Consigne:
Reprenez le fragment sur la foi sans raisonnement et prolongez-le à la suite de sa dernière phrase.

Fragment Conclusion n° 4 / 6  – Papier original : RO 485-7

Copies manuscrites du XVIIe s. : C1 : Conclusion n° 371 p. 185 / C2 : p. 217

Éditions de Port-Royal : Chap. VI - Foi sans raisonnement : 1669 et janvier 1670 p. 50-51  / 1678 n° 2 p. 52-53

Éditions savantes : Faugère II, 177, III / Havet XIII.10 / Brunschvicg 284 / Tourneur p. 296-4 / Le Guern 360 / Lafuma 380 / Sellier 412

 

 

 

 Ne vous étonnez pas de voir des personnes simples croire sans raisonnement. Dieu leur donne l’amour de soi et la haine d’eux‑mêmes. Il incline leur cœur à croire. On ne croira jamais, d’une créance utile et de foi, si Dieu n’incline le cœur, et on croira dès qu’il l’inclinera.

Et c’est ce que David connaissait bien. Inclina cor meum, Deus, in, etc.

Données:
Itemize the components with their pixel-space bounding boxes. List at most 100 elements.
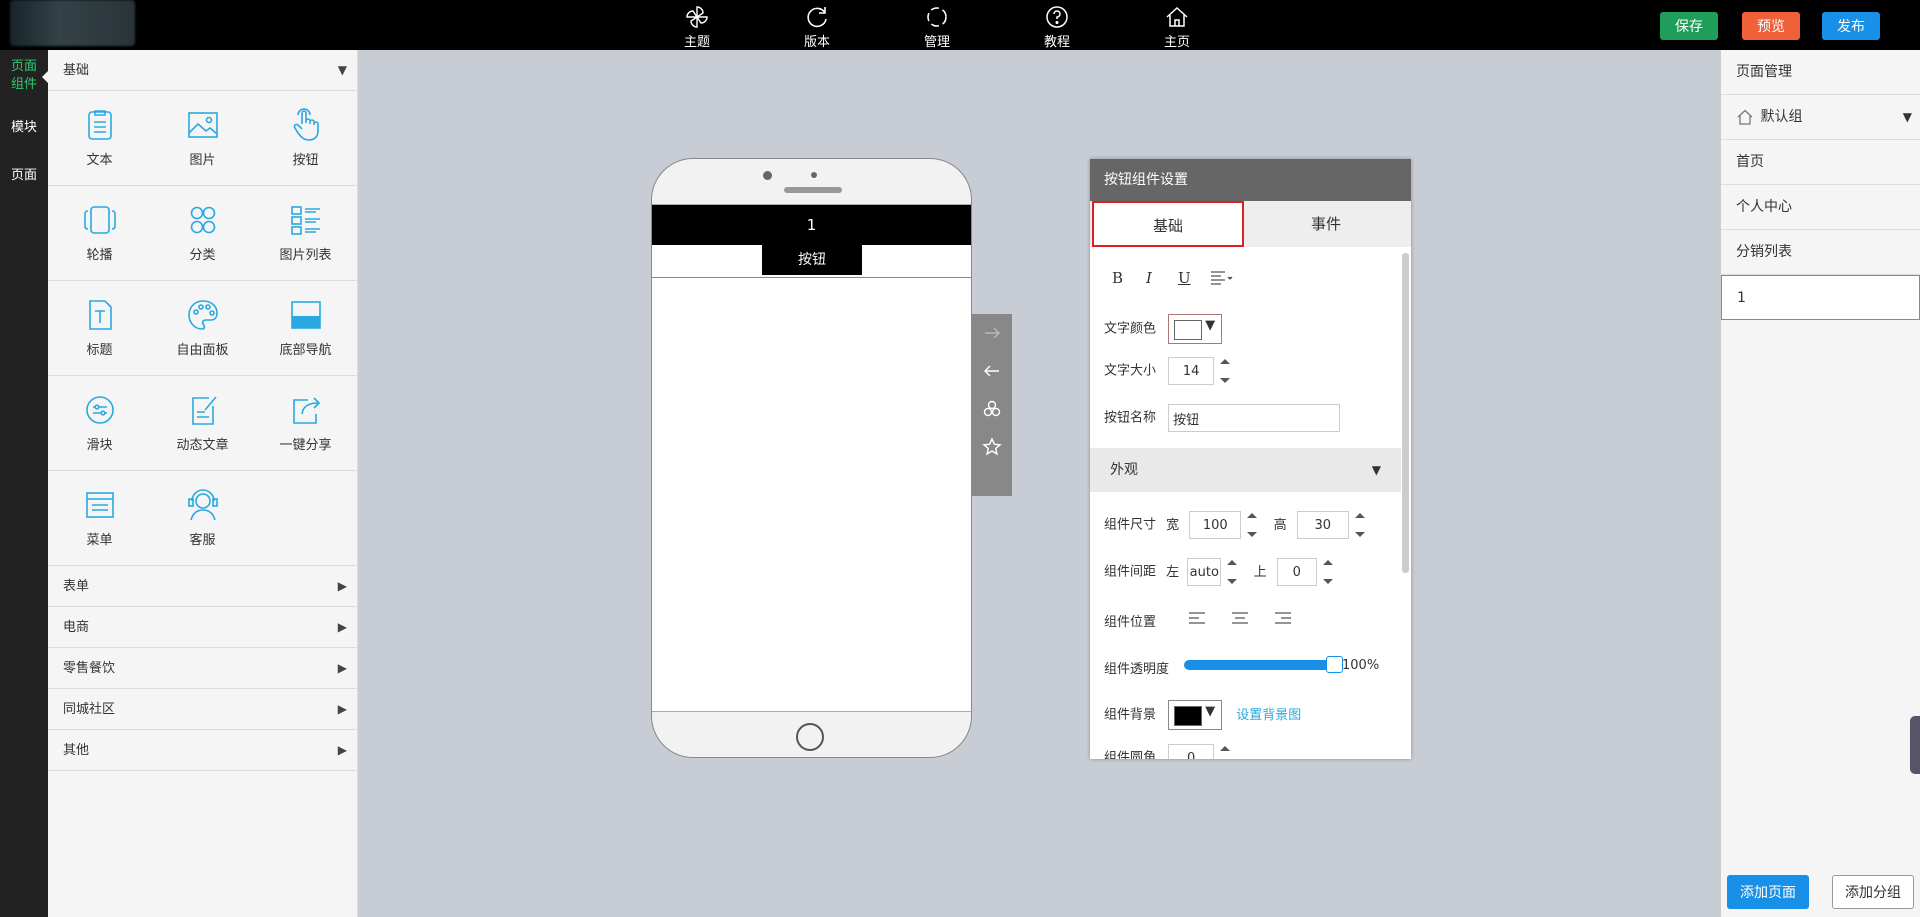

Réponse:
Ce fragment fait partie d’un ensemble de trois textes qui approfondissent la nature de la foi des personnes simples et de ses rapports avec la foi des personnes instruites. On oppose généralement la « foi du charbonnier », autrement dit la foi simple et naïve des gens du peuple, à la foi savante. Pour Pascal, ces deux sortes de foi ne sont pas contraires ; en réalité, elles sont complémentaires et chacune est utile à l’autre. Ce fragment est le premier de la série, dans l’ordre logique : Pascal met son lecteur en face du fait de la foi des simples, en lui demandant de ne pas s’en étonner et surtout de ne pas la juger insuffisante. Dans le fragment suivant, Conclusion 5 (Laf. 381, Sel. 413), il en expliquera les différentes qualités, puis dans Conclusion 6 (Laf. 382, Sel. 414) il montrera en quoi la foi des personnes instruites peut être utile à celle des humbles.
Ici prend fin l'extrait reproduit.